=== WHAT TO WORK ON ===
Only lines with the word "plus" are needed; collect each of them from the listing below.

=== Dataset items ===
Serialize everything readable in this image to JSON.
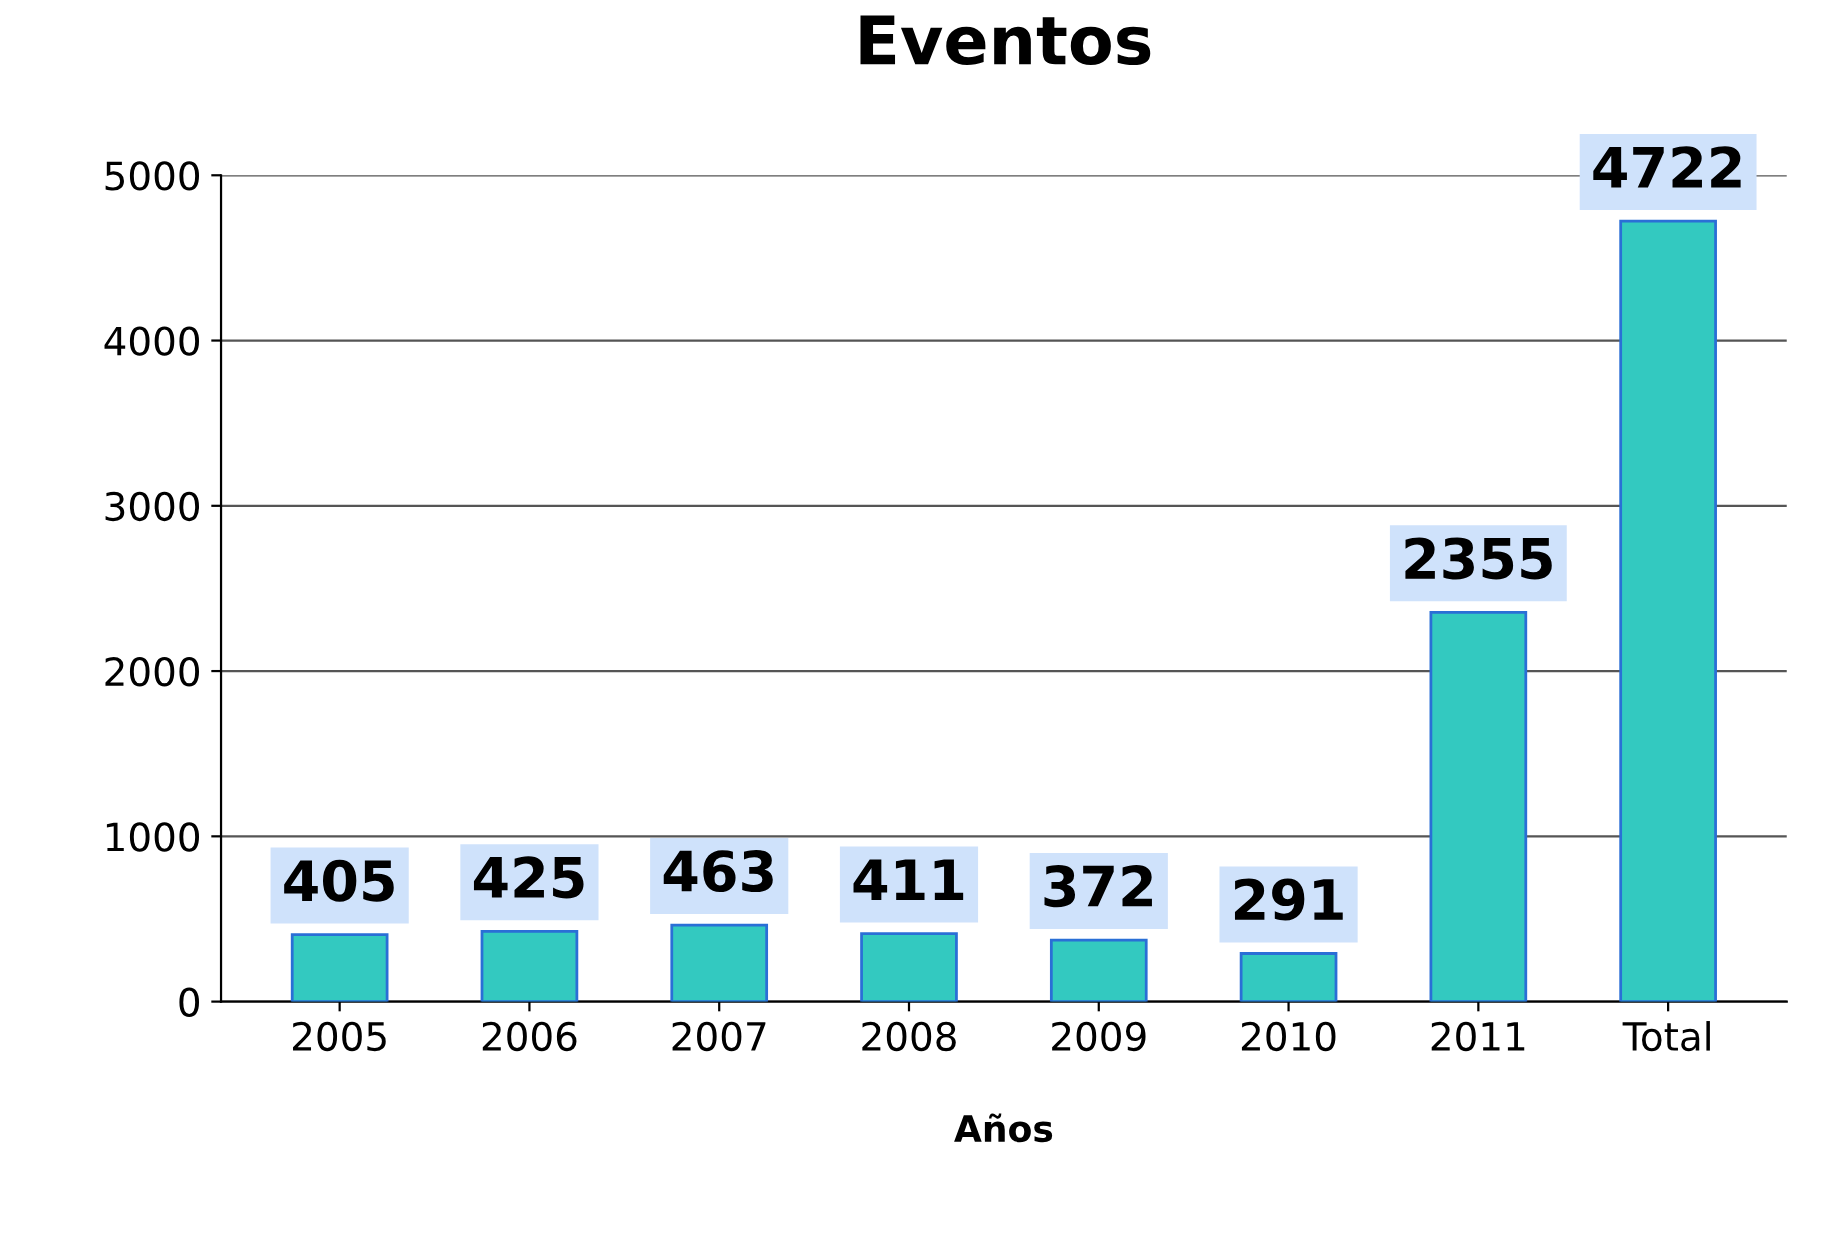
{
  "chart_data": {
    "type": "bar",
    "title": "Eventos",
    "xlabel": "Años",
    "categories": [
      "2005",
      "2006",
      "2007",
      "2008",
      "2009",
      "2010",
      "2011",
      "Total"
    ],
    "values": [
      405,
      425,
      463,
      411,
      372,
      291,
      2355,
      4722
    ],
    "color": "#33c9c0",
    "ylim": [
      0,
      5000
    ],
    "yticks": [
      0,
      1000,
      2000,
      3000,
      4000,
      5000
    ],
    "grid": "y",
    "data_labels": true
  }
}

---

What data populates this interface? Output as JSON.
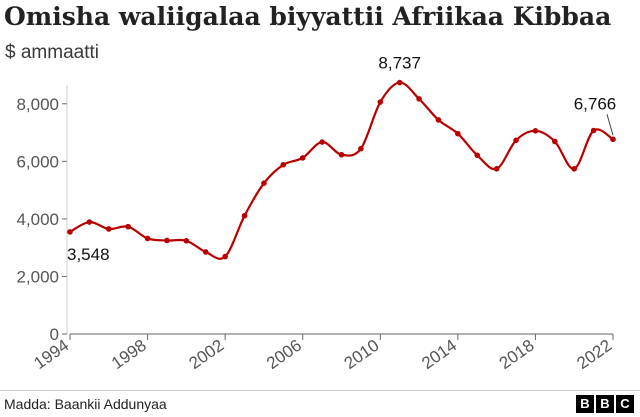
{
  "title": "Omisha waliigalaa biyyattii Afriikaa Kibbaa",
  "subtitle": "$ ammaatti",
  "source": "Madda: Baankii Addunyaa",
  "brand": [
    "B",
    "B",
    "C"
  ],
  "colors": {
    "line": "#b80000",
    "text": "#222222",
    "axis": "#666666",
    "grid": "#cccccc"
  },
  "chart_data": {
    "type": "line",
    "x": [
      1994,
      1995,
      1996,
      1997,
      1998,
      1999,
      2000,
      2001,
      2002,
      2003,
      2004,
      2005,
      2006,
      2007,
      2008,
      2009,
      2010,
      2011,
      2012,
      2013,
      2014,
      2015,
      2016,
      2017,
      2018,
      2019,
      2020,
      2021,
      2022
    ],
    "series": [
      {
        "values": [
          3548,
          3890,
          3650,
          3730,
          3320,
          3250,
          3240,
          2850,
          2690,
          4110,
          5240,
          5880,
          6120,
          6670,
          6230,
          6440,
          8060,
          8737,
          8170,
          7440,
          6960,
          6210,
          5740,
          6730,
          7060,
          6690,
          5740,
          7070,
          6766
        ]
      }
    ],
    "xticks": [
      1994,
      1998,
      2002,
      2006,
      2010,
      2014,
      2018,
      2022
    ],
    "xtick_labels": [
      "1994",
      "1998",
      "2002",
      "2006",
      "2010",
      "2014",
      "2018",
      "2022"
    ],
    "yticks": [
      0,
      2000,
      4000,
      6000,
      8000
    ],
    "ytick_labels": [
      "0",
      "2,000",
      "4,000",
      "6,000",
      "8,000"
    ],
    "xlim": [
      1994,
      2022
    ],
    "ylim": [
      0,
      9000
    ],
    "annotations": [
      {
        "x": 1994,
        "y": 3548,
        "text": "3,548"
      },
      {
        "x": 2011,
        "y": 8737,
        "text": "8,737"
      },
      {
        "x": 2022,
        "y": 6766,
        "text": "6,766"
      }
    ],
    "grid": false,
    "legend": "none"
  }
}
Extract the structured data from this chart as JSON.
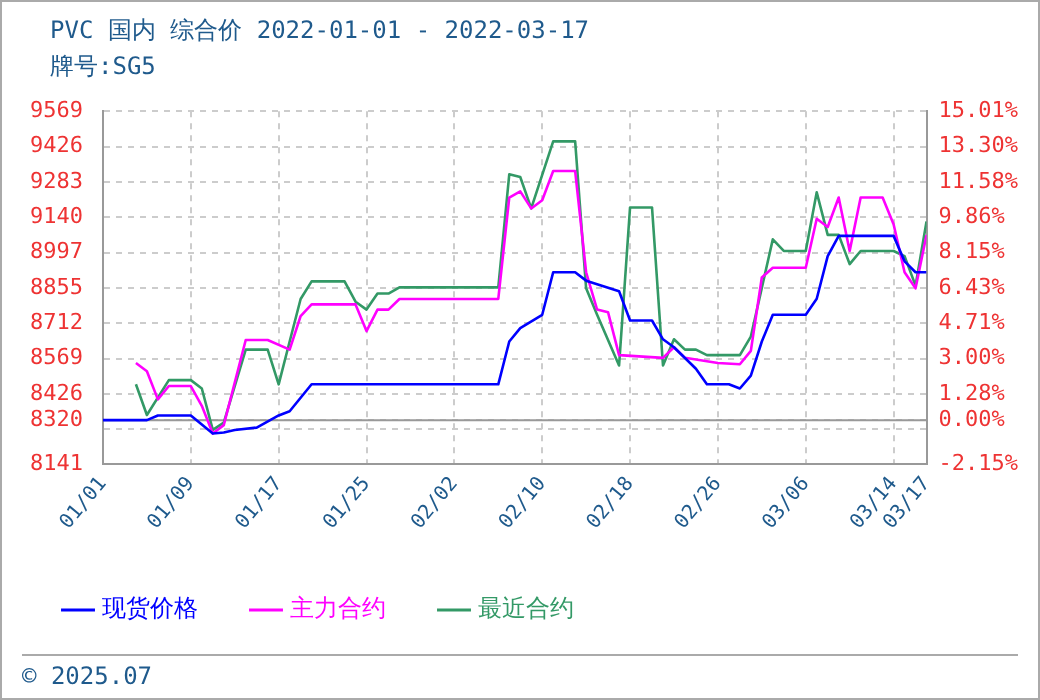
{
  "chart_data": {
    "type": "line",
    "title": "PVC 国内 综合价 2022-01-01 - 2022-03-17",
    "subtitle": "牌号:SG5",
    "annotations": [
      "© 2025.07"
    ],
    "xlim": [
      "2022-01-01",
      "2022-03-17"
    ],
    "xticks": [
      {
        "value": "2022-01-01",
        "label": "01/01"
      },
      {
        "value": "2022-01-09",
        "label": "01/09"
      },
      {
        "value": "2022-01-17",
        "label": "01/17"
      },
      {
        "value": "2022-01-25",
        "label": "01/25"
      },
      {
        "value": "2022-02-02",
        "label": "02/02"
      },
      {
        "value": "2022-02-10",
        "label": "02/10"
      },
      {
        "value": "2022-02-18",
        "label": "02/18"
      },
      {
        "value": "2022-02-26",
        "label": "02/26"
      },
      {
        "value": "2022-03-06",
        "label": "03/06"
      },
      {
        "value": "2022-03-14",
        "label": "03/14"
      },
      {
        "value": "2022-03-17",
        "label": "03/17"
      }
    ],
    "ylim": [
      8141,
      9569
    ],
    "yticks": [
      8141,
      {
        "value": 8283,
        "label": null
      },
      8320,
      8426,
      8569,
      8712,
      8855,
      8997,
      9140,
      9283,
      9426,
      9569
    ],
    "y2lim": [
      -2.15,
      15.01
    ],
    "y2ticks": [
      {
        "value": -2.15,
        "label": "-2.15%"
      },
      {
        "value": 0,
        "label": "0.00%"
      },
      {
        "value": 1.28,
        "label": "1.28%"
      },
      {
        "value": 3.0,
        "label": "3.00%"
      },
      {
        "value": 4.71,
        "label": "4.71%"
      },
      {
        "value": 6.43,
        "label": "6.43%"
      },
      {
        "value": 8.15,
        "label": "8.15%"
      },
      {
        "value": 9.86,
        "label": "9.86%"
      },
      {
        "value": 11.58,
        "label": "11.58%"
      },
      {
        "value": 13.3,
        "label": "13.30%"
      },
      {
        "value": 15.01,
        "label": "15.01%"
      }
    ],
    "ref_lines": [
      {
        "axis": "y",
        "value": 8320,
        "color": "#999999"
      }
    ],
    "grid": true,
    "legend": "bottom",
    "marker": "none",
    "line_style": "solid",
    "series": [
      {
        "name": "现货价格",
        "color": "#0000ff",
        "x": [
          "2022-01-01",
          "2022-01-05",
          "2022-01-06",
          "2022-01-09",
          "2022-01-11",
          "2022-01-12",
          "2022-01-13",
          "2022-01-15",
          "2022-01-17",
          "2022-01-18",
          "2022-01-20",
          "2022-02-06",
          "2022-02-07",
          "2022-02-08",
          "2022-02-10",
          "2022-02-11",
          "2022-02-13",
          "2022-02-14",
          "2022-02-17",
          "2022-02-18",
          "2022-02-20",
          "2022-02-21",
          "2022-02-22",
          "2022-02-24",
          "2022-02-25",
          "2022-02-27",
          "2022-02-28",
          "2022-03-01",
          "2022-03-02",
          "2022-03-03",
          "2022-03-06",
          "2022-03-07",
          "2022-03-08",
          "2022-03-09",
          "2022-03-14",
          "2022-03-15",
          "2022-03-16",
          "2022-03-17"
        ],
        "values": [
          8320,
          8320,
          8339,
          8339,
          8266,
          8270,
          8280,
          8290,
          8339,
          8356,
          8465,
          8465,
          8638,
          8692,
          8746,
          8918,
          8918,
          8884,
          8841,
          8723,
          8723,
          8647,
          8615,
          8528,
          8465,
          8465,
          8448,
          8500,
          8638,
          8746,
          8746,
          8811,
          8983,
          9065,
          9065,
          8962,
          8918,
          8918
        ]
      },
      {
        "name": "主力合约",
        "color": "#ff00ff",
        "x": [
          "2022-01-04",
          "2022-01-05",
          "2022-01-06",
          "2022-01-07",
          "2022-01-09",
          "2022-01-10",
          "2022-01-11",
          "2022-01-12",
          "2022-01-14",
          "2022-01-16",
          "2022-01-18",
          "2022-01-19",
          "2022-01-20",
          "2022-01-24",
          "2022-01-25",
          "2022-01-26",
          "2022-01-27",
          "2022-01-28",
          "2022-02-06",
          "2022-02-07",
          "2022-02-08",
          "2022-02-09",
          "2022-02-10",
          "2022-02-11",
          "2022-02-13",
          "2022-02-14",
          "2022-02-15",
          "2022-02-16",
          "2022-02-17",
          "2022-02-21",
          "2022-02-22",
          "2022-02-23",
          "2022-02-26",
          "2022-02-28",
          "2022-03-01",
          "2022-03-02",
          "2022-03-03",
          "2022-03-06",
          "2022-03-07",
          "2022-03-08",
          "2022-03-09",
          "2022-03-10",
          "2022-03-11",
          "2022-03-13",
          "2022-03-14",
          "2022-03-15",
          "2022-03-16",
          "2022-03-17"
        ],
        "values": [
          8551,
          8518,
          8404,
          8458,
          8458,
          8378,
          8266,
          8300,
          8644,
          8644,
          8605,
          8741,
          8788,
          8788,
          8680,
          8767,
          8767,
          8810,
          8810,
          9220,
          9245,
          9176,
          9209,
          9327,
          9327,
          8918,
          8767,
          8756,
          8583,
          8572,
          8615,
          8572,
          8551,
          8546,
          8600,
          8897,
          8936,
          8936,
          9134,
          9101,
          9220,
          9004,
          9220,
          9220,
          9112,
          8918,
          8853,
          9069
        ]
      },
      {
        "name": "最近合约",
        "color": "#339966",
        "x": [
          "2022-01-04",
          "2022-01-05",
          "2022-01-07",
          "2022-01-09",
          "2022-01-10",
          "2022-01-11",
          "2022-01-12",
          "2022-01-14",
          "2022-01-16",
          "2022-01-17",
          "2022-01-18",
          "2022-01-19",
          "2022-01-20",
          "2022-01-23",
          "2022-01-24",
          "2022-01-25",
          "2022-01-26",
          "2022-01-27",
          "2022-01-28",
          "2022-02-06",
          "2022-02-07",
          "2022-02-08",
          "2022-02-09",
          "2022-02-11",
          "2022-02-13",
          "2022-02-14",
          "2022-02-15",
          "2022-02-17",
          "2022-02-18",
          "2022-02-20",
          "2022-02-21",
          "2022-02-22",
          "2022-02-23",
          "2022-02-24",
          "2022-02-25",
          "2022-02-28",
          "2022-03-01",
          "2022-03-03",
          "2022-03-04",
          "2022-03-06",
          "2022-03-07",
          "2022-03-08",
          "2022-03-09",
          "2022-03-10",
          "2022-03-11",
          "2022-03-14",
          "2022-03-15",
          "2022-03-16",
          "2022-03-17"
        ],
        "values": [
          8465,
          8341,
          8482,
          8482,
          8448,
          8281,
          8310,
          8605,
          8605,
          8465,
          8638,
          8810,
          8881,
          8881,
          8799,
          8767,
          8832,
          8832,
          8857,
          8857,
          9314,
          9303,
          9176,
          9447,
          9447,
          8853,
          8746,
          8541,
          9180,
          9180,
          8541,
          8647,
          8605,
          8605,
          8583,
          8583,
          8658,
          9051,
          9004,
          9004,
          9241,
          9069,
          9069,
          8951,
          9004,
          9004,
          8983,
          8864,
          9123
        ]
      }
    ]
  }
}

==

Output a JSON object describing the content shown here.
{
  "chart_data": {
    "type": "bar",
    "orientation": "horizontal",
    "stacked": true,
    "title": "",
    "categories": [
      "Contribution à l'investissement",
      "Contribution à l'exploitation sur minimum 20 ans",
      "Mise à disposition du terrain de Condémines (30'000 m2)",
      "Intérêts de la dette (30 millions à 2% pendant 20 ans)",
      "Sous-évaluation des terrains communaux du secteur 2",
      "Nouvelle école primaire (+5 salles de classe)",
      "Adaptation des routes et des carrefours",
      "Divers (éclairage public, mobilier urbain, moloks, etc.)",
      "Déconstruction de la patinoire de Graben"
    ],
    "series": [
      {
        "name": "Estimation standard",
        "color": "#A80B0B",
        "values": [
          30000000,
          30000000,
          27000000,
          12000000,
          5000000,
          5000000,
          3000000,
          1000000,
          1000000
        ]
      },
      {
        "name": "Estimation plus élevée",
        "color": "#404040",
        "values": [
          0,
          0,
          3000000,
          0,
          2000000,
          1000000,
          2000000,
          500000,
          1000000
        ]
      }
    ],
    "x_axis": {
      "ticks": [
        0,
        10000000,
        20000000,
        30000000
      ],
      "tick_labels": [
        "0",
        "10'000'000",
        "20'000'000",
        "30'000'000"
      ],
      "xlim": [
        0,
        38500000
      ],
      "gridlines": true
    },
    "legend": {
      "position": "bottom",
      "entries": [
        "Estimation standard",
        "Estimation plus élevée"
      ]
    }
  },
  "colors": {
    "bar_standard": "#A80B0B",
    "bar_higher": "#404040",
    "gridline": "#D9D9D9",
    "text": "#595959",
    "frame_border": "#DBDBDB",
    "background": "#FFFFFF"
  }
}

=== OUTPUT OF THE EXERCISE ===
        "name": "Estimation plus élevée",
        "Estimation plus élevée"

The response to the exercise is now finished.